> **Data for the task**

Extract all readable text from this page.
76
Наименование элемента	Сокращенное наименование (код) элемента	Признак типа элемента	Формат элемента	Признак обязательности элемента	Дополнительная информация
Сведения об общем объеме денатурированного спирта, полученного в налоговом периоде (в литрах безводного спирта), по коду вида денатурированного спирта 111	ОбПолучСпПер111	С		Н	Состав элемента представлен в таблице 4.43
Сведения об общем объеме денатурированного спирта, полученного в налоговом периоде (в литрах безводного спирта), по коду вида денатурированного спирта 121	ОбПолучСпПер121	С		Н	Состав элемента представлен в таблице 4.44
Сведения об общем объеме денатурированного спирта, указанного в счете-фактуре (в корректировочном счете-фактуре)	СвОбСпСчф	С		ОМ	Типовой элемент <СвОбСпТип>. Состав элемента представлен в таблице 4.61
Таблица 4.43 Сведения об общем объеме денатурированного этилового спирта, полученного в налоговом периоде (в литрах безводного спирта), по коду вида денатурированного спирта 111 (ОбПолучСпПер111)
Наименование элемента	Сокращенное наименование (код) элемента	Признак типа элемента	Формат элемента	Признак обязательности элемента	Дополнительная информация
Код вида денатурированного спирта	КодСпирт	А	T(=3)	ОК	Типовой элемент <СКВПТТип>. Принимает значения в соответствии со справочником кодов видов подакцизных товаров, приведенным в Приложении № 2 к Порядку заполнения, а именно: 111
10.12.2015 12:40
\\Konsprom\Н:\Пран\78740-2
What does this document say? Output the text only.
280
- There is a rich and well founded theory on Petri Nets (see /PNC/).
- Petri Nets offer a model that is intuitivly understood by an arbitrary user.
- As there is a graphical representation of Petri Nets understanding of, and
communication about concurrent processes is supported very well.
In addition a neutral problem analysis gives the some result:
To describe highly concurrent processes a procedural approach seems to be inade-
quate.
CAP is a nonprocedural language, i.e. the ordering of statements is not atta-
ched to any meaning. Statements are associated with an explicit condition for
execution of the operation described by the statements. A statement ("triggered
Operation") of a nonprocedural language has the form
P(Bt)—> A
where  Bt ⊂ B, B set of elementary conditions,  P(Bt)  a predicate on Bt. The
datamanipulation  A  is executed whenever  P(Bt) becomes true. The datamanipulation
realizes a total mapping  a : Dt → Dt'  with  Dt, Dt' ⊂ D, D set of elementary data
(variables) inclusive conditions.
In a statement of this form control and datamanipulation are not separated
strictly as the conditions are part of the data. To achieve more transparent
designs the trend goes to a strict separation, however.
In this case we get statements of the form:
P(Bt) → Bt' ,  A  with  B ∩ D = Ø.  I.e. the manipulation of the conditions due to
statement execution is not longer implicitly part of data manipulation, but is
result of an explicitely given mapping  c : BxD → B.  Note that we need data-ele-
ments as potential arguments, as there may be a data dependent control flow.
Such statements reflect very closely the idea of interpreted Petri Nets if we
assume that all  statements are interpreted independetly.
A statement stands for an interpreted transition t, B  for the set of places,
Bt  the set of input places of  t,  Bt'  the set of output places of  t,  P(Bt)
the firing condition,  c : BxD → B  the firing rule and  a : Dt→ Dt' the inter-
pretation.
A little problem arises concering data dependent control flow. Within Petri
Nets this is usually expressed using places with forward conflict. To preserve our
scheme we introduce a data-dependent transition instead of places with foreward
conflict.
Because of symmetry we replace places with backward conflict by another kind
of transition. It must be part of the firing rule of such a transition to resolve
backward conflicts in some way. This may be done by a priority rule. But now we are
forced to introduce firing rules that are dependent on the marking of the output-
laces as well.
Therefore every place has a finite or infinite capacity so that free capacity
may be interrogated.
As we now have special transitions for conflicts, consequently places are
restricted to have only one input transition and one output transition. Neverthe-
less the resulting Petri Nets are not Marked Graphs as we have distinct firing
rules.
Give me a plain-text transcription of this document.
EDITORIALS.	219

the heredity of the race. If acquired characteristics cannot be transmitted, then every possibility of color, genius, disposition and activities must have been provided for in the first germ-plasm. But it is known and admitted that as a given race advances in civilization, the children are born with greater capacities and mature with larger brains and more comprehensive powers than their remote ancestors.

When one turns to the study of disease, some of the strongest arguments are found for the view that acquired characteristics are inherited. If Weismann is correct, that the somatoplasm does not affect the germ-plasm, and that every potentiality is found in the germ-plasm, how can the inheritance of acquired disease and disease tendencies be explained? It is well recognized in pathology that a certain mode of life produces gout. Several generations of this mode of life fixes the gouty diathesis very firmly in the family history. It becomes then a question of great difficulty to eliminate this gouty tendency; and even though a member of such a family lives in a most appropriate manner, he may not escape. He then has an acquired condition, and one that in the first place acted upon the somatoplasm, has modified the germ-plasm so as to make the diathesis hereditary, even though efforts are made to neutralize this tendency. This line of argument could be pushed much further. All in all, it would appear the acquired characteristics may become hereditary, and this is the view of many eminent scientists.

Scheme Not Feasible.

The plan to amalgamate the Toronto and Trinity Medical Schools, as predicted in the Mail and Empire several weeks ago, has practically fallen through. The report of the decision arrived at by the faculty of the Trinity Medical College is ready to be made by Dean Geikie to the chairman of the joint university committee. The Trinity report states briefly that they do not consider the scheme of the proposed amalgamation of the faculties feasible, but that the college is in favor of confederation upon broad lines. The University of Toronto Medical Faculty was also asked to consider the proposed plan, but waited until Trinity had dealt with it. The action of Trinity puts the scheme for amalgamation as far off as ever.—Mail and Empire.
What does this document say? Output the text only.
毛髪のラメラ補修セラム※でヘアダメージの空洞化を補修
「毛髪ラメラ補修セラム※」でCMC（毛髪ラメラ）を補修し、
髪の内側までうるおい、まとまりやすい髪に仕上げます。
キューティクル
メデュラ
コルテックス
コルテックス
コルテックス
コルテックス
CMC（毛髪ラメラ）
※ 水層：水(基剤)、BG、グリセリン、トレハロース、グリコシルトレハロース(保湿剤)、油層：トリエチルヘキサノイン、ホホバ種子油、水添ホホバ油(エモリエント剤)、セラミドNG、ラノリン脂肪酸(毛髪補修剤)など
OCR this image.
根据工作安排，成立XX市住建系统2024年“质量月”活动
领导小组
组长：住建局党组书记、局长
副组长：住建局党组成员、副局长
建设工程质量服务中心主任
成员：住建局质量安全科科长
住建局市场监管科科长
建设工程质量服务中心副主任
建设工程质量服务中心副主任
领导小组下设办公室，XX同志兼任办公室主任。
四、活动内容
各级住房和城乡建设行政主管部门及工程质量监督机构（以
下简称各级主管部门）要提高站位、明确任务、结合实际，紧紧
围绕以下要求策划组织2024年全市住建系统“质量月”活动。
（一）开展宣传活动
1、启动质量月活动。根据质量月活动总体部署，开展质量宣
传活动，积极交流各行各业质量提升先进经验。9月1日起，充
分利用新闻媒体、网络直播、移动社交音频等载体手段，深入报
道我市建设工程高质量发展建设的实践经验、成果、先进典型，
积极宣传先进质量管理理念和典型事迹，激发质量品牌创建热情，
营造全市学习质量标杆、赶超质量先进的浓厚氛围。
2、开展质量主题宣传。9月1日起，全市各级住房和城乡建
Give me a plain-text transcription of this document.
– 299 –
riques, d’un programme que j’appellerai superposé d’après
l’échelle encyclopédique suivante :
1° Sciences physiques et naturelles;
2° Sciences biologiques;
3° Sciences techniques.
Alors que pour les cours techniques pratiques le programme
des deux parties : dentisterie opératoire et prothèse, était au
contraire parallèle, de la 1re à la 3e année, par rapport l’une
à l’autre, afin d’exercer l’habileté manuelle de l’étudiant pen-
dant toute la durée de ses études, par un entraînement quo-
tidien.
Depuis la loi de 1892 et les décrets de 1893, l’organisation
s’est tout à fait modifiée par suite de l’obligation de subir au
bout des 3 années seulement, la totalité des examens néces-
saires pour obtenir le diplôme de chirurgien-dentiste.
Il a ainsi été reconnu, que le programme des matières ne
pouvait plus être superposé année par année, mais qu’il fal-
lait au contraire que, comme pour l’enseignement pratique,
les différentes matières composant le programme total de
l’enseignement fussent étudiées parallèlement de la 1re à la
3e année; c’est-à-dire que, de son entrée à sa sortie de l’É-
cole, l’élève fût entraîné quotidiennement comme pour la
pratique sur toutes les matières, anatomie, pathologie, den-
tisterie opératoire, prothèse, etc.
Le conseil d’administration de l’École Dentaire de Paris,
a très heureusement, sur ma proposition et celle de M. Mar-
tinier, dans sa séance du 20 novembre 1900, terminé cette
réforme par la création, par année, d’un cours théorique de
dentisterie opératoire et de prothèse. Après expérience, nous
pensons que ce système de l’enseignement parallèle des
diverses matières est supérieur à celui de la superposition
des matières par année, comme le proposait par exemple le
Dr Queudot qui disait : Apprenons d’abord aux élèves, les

> **Problem to work on**
Your task is to collect every line above that contains the word "introduce".

> **The result**
scheme we introduce a data-dependent transition instead of places with foreward
forced to introduce firing rules that are dependent on the marking of the output-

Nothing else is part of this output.